Aim of the task:
Reproduce the records below exactly as given.
::::::
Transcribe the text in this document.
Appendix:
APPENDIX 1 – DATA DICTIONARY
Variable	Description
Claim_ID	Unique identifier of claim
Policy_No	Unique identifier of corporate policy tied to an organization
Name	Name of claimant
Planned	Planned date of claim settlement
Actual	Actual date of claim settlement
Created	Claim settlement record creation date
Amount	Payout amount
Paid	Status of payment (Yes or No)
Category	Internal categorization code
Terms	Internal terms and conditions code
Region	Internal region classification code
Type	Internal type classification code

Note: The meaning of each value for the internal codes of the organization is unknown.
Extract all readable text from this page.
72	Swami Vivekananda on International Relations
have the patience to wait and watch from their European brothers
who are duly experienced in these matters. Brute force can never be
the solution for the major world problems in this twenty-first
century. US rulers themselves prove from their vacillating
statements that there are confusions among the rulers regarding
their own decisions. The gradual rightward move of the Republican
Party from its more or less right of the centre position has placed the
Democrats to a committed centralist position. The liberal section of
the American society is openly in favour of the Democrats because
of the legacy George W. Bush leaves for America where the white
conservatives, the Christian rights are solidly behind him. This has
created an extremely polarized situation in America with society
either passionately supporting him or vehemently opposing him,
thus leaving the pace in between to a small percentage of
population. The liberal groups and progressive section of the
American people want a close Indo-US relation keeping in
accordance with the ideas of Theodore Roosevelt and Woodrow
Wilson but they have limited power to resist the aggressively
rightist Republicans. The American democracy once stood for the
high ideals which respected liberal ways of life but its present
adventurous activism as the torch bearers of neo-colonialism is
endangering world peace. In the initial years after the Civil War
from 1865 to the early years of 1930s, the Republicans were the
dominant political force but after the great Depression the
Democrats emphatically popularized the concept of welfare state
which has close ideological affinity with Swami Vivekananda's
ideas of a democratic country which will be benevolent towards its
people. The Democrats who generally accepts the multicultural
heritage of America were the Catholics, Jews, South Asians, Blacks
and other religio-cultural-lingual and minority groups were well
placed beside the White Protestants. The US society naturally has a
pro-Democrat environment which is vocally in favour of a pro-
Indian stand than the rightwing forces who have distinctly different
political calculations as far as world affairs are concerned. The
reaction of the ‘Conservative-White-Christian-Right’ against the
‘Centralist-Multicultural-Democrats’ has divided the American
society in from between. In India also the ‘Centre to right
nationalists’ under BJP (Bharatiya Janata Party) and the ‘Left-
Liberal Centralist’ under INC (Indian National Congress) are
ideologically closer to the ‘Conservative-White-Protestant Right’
::::::
Task solution:
Transcribe the text in this document.
Appendix:
APPENDIX 1 – DATA DICTIONARY
Variable	Description
Claim_ID	Unique identifier of claim
Policy_No	Unique identifier of corporate policy tied to an organization
Name	Name of claimant
Planned	Planned date of claim settlement
Actual	Actual date of claim settlement
Created	Claim settlement record creation date
Amount	Payout amount
Paid	Status of payment (Yes or No)
Category	Internal categorization code
Terms	Internal terms and conditions code
Region	Internal region classification code
Type	Internal type classification code

Note: The meaning of each value for the internal codes of the organization is unknown.
Extract all readable text from this page.
72	Swami Vivekananda on International Relations
have the patience to wait and watch from their European brothers
who are duly experienced in these matters. Brute force can never be
the solution for the major world problems in this twenty-first
century. US rulers themselves prove from their vacillating
statements that there are confusions among the rulers regarding
their own decisions. The gradual rightward move of the Republican
Party from its more or less right of the centre position has placed the
Democrats to a committed centralist position. The liberal section of
the American society is openly in favour of the Democrats because
of the legacy George W. Bush leaves for America where the white
conservatives, the Christian rights are solidly behind him. This has
created an extremely polarized situation in America with society
either passionately supporting him or vehemently opposing him,
thus leaving the pace in between to a small percentage of
population. The liberal groups and progressive section of the
American people want a close Indo-US relation keeping in
accordance with the ideas of Theodore Roosevelt and Woodrow
Wilson but they have limited power to resist the aggressively
rightist Republicans. The American democracy once stood for the
high ideals which respected liberal ways of life but its present
adventurous activism as the torch bearers of neo-colonialism is
endangering world peace. In the initial years after the Civil War
from 1865 to the early years of 1930s, the Republicans were the
dominant political force but after the great Depression the
Democrats emphatically popularized the concept of welfare state
which has close ideological affinity with Swami Vivekananda's
ideas of a democratic country which will be benevolent towards its
people. The Democrats who generally accepts the multicultural
heritage of America were the Catholics, Jews, South Asians, Blacks
and other religio-cultural-lingual and minority groups were well
placed beside the White Protestants. The US society naturally has a
pro-Democrat environment which is vocally in favour of a pro-
Indian stand than the rightwing forces who have distinctly different
political calculations as far as world affairs are concerned. The
reaction of the ‘Conservative-White-Christian-Right’ against the
‘Centralist-Multicultural-Democrats’ has divided the American
society in from between. In India also the ‘Centre to right
nationalists’ under BJP (Bharatiya Janata Party) and the ‘Left-
Liberal Centralist’ under INC (Indian National Congress) are
ideologically closer to the ‘Conservative-White-Protestant Right’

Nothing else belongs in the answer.